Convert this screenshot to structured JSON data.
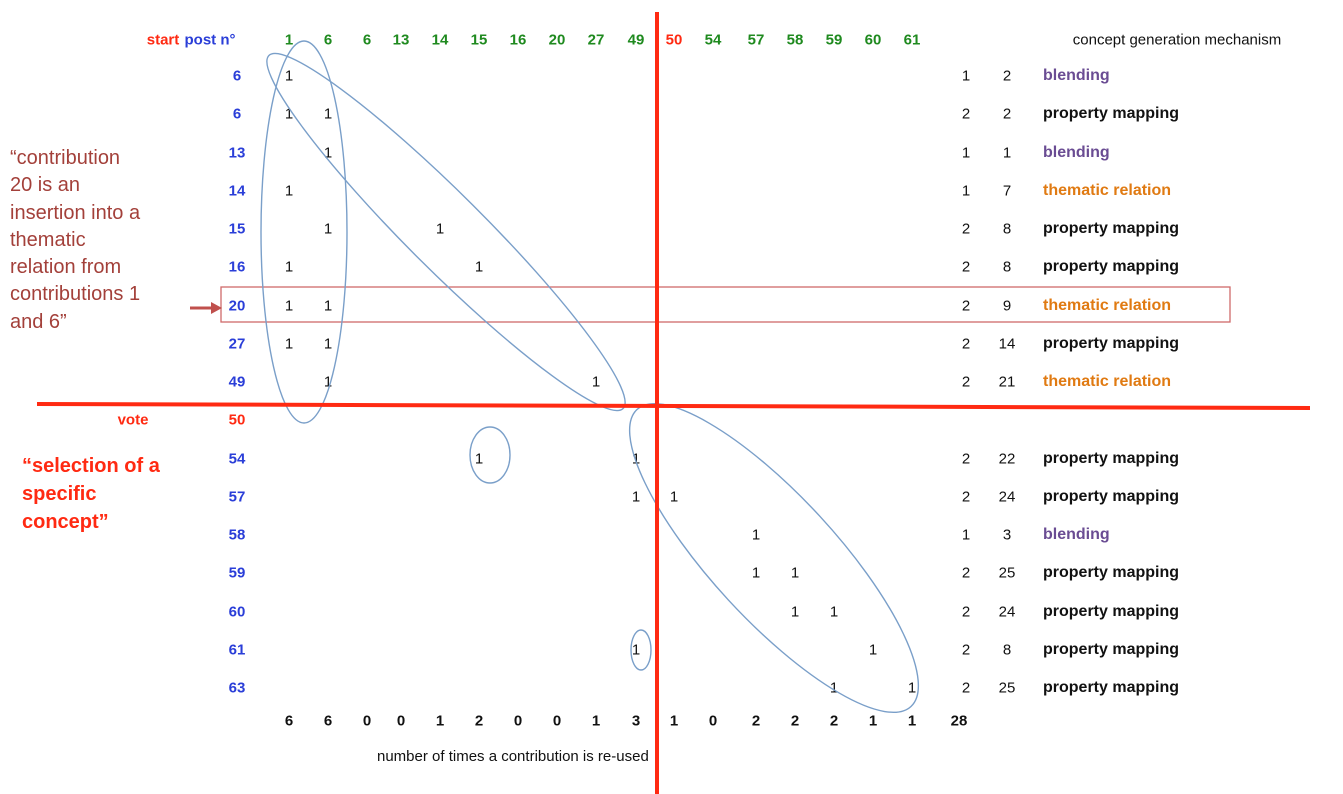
{
  "colors": {
    "red": "#ff2a12",
    "blue": "#2a3ed8",
    "green": "#1f8a1f",
    "purple": "#6a4c93",
    "orange": "#e07a12",
    "black": "#111111",
    "annotation": "#a3403a",
    "ellipse": "#7a9fc9"
  },
  "header": {
    "start_label": "start",
    "post_label": "post n°",
    "mechanism_label": "concept generation mechanism",
    "columns": [
      {
        "label": "1",
        "color": "green"
      },
      {
        "label": "6",
        "color": "green"
      },
      {
        "label": "6",
        "color": "green"
      },
      {
        "label": "13",
        "color": "green"
      },
      {
        "label": "14",
        "color": "green"
      },
      {
        "label": "15",
        "color": "green"
      },
      {
        "label": "16",
        "color": "green"
      },
      {
        "label": "20",
        "color": "green"
      },
      {
        "label": "27",
        "color": "green"
      },
      {
        "label": "49",
        "color": "green"
      },
      {
        "label": "50",
        "color": "red"
      },
      {
        "label": "54",
        "color": "green"
      },
      {
        "label": "57",
        "color": "green"
      },
      {
        "label": "58",
        "color": "green"
      },
      {
        "label": "59",
        "color": "green"
      },
      {
        "label": "60",
        "color": "green"
      },
      {
        "label": "61",
        "color": "green"
      }
    ]
  },
  "rows": [
    {
      "post": "6",
      "post_color": "blue",
      "ones": [
        0
      ],
      "a": "1",
      "b": "2",
      "mechanism": "blending",
      "mech_color": "purple"
    },
    {
      "post": "6",
      "post_color": "blue",
      "ones": [
        0,
        1
      ],
      "a": "2",
      "b": "2",
      "mechanism": "property mapping",
      "mech_color": "black"
    },
    {
      "post": "13",
      "post_color": "blue",
      "ones": [
        1
      ],
      "a": "1",
      "b": "1",
      "mechanism": "blending",
      "mech_color": "purple"
    },
    {
      "post": "14",
      "post_color": "blue",
      "ones": [
        0
      ],
      "a": "1",
      "b": "7",
      "mechanism": "thematic relation",
      "mech_color": "orange"
    },
    {
      "post": "15",
      "post_color": "blue",
      "ones": [
        1,
        4
      ],
      "a": "2",
      "b": "8",
      "mechanism": "property mapping",
      "mech_color": "black"
    },
    {
      "post": "16",
      "post_color": "blue",
      "ones": [
        0,
        5
      ],
      "a": "2",
      "b": "8",
      "mechanism": "property mapping",
      "mech_color": "black"
    },
    {
      "post": "20",
      "post_color": "blue",
      "ones": [
        0,
        1
      ],
      "a": "2",
      "b": "9",
      "mechanism": "thematic relation",
      "mech_color": "orange"
    },
    {
      "post": "27",
      "post_color": "blue",
      "ones": [
        0,
        1
      ],
      "a": "2",
      "b": "14",
      "mechanism": "property mapping",
      "mech_color": "black"
    },
    {
      "post": "49",
      "post_color": "blue",
      "ones": [
        1,
        8
      ],
      "a": "2",
      "b": "21",
      "mechanism": "thematic relation",
      "mech_color": "orange"
    },
    {
      "post": "50",
      "post_color": "red",
      "ones": [],
      "a": "",
      "b": "",
      "mechanism": "",
      "mech_color": "black",
      "row_label": "vote"
    },
    {
      "post": "54",
      "post_color": "blue",
      "ones": [
        5,
        9
      ],
      "a": "2",
      "b": "22",
      "mechanism": "property mapping",
      "mech_color": "black"
    },
    {
      "post": "57",
      "post_color": "blue",
      "ones": [
        9,
        10
      ],
      "a": "2",
      "b": "24",
      "mechanism": "property mapping",
      "mech_color": "black"
    },
    {
      "post": "58",
      "post_color": "blue",
      "ones": [
        12
      ],
      "a": "1",
      "b": "3",
      "mechanism": "blending",
      "mech_color": "purple"
    },
    {
      "post": "59",
      "post_color": "blue",
      "ones": [
        12,
        13
      ],
      "a": "2",
      "b": "25",
      "mechanism": "property mapping",
      "mech_color": "black"
    },
    {
      "post": "60",
      "post_color": "blue",
      "ones": [
        13,
        14
      ],
      "a": "2",
      "b": "24",
      "mechanism": "property mapping",
      "mech_color": "black"
    },
    {
      "post": "61",
      "post_color": "blue",
      "ones": [
        9,
        15
      ],
      "a": "2",
      "b": "8",
      "mechanism": "property mapping",
      "mech_color": "black"
    },
    {
      "post": "63",
      "post_color": "blue",
      "ones": [
        14,
        16
      ],
      "a": "2",
      "b": "25",
      "mechanism": "property mapping",
      "mech_color": "black"
    }
  ],
  "totals": [
    "6",
    "6",
    "0",
    "0",
    "1",
    "2",
    "0",
    "0",
    "1",
    "3",
    "1",
    "0",
    "2",
    "2",
    "2",
    "1",
    "1"
  ],
  "grand_total": "28",
  "footer_caption": "number of times a contribution is re-used",
  "annotations": {
    "left_quote_lines": [
      "“contribution",
      "20 is an",
      "insertion into a",
      "thematic",
      "relation from",
      "contributions 1",
      "and 6”"
    ],
    "selection_lines": [
      "“selection of a",
      "specific",
      "concept”"
    ]
  }
}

## To do
Make an exact copy of every entry above, minus the images.

## Right answer
Convert this screenshot to structured JSON data.
{
  "colors": {
    "red": "#ff2a12",
    "blue": "#2a3ed8",
    "green": "#1f8a1f",
    "purple": "#6a4c93",
    "orange": "#e07a12",
    "black": "#111111",
    "annotation": "#a3403a",
    "ellipse": "#7a9fc9"
  },
  "header": {
    "start_label": "start",
    "post_label": "post n°",
    "mechanism_label": "concept generation mechanism",
    "columns": [
      {
        "label": "1",
        "color": "green"
      },
      {
        "label": "6",
        "color": "green"
      },
      {
        "label": "6",
        "color": "green"
      },
      {
        "label": "13",
        "color": "green"
      },
      {
        "label": "14",
        "color": "green"
      },
      {
        "label": "15",
        "color": "green"
      },
      {
        "label": "16",
        "color": "green"
      },
      {
        "label": "20",
        "color": "green"
      },
      {
        "label": "27",
        "color": "green"
      },
      {
        "label": "49",
        "color": "green"
      },
      {
        "label": "50",
        "color": "red"
      },
      {
        "label": "54",
        "color": "green"
      },
      {
        "label": "57",
        "color": "green"
      },
      {
        "label": "58",
        "color": "green"
      },
      {
        "label": "59",
        "color": "green"
      },
      {
        "label": "60",
        "color": "green"
      },
      {
        "label": "61",
        "color": "green"
      }
    ]
  },
  "rows": [
    {
      "post": "6",
      "post_color": "blue",
      "ones": [
        0
      ],
      "a": "1",
      "b": "2",
      "mechanism": "blending",
      "mech_color": "purple"
    },
    {
      "post": "6",
      "post_color": "blue",
      "ones": [
        0,
        1
      ],
      "a": "2",
      "b": "2",
      "mechanism": "property mapping",
      "mech_color": "black"
    },
    {
      "post": "13",
      "post_color": "blue",
      "ones": [
        1
      ],
      "a": "1",
      "b": "1",
      "mechanism": "blending",
      "mech_color": "purple"
    },
    {
      "post": "14",
      "post_color": "blue",
      "ones": [
        0
      ],
      "a": "1",
      "b": "7",
      "mechanism": "thematic relation",
      "mech_color": "orange"
    },
    {
      "post": "15",
      "post_color": "blue",
      "ones": [
        1,
        4
      ],
      "a": "2",
      "b": "8",
      "mechanism": "property mapping",
      "mech_color": "black"
    },
    {
      "post": "16",
      "post_color": "blue",
      "ones": [
        0,
        5
      ],
      "a": "2",
      "b": "8",
      "mechanism": "property mapping",
      "mech_color": "black"
    },
    {
      "post": "20",
      "post_color": "blue",
      "ones": [
        0,
        1
      ],
      "a": "2",
      "b": "9",
      "mechanism": "thematic relation",
      "mech_color": "orange"
    },
    {
      "post": "27",
      "post_color": "blue",
      "ones": [
        0,
        1
      ],
      "a": "2",
      "b": "14",
      "mechanism": "property mapping",
      "mech_color": "black"
    },
    {
      "post": "49",
      "post_color": "blue",
      "ones": [
        1,
        8
      ],
      "a": "2",
      "b": "21",
      "mechanism": "thematic relation",
      "mech_color": "orange"
    },
    {
      "post": "50",
      "post_color": "red",
      "ones": [],
      "a": "",
      "b": "",
      "mechanism": "",
      "mech_color": "black",
      "row_label": "vote"
    },
    {
      "post": "54",
      "post_color": "blue",
      "ones": [
        5,
        9
      ],
      "a": "2",
      "b": "22",
      "mechanism": "property mapping",
      "mech_color": "black"
    },
    {
      "post": "57",
      "post_color": "blue",
      "ones": [
        9,
        10
      ],
      "a": "2",
      "b": "24",
      "mechanism": "property mapping",
      "mech_color": "black"
    },
    {
      "post": "58",
      "post_color": "blue",
      "ones": [
        12
      ],
      "a": "1",
      "b": "3",
      "mechanism": "blending",
      "mech_color": "purple"
    },
    {
      "post": "59",
      "post_color": "blue",
      "ones": [
        12,
        13
      ],
      "a": "2",
      "b": "25",
      "mechanism": "property mapping",
      "mech_color": "black"
    },
    {
      "post": "60",
      "post_color": "blue",
      "ones": [
        13,
        14
      ],
      "a": "2",
      "b": "24",
      "mechanism": "property mapping",
      "mech_color": "black"
    },
    {
      "post": "61",
      "post_color": "blue",
      "ones": [
        9,
        15
      ],
      "a": "2",
      "b": "8",
      "mechanism": "property mapping",
      "mech_color": "black"
    },
    {
      "post": "63",
      "post_color": "blue",
      "ones": [
        14,
        16
      ],
      "a": "2",
      "b": "25",
      "mechanism": "property mapping",
      "mech_color": "black"
    }
  ],
  "totals": [
    "6",
    "6",
    "0",
    "0",
    "1",
    "2",
    "0",
    "0",
    "1",
    "3",
    "1",
    "0",
    "2",
    "2",
    "2",
    "1",
    "1"
  ],
  "grand_total": "28",
  "footer_caption": "number of times a contribution is re-used",
  "annotations": {
    "left_quote_lines": [
      "“contribution",
      "20 is an",
      "insertion into a",
      "thematic",
      "relation from",
      "contributions 1",
      "and 6”"
    ],
    "selection_lines": [
      "“selection of a",
      "specific",
      "concept”"
    ]
  }
}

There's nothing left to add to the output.